◆ PROBLEM DETAILS ◆
Extract the complete listing and output it unchanged.

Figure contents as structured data
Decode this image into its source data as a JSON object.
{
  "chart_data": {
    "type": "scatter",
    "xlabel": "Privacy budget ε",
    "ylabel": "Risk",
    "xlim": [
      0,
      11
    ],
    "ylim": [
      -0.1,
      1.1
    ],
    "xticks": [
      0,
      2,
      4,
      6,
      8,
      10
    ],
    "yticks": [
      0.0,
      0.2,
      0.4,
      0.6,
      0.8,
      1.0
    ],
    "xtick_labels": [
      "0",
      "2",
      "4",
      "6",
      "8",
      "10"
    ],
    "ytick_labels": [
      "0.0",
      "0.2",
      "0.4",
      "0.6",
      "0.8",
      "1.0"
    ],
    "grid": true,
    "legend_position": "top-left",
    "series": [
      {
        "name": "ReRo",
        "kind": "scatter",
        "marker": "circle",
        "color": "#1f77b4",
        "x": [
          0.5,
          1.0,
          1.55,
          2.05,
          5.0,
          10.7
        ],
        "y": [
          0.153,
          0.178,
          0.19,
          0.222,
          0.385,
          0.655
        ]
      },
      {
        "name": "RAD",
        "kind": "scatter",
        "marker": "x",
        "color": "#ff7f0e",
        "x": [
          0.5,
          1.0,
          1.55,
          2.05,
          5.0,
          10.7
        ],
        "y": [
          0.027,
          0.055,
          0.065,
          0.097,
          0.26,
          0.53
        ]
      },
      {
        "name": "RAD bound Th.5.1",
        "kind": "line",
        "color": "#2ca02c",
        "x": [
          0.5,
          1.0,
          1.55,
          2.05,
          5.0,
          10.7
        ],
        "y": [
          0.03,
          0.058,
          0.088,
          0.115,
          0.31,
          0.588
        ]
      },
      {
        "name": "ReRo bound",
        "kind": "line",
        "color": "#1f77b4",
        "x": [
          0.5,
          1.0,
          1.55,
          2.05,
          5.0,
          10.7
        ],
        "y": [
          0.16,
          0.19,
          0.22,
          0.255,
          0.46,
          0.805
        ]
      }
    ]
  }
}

◆ RESULT ◆
Decode this image into its source data as a JSON object.
{
  "chart_data": {
    "type": "scatter",
    "xlabel": "Privacy budget ε",
    "ylabel": "Risk",
    "xlim": [
      0,
      11
    ],
    "ylim": [
      -0.1,
      1.1
    ],
    "xticks": [
      0,
      2,
      4,
      6,
      8,
      10
    ],
    "yticks": [
      0.0,
      0.2,
      0.4,
      0.6,
      0.8,
      1.0
    ],
    "xtick_labels": [
      "0",
      "2",
      "4",
      "6",
      "8",
      "10"
    ],
    "ytick_labels": [
      "0.0",
      "0.2",
      "0.4",
      "0.6",
      "0.8",
      "1.0"
    ],
    "grid": true,
    "legend_position": "top-left",
    "series": [
      {
        "name": "ReRo",
        "kind": "scatter",
        "marker": "circle",
        "color": "#1f77b4",
        "x": [
          0.5,
          1.0,
          1.55,
          2.05,
          5.0,
          10.7
        ],
        "y": [
          0.153,
          0.178,
          0.19,
          0.222,
          0.385,
          0.655
        ]
      },
      {
        "name": "RAD",
        "kind": "scatter",
        "marker": "x",
        "color": "#ff7f0e",
        "x": [
          0.5,
          1.0,
          1.55,
          2.05,
          5.0,
          10.7
        ],
        "y": [
          0.027,
          0.055,
          0.065,
          0.097,
          0.26,
          0.53
        ]
      },
      {
        "name": "RAD bound Th.5.1",
        "kind": "line",
        "color": "#2ca02c",
        "x": [
          0.5,
          1.0,
          1.55,
          2.05,
          5.0,
          10.7
        ],
        "y": [
          0.03,
          0.058,
          0.088,
          0.115,
          0.31,
          0.588
        ]
      },
      {
        "name": "ReRo bound",
        "kind": "line",
        "color": "#1f77b4",
        "x": [
          0.5,
          1.0,
          1.55,
          2.05,
          5.0,
          10.7
        ],
        "y": [
          0.16,
          0.19,
          0.22,
          0.255,
          0.46,
          0.805
        ]
      }
    ]
  }
}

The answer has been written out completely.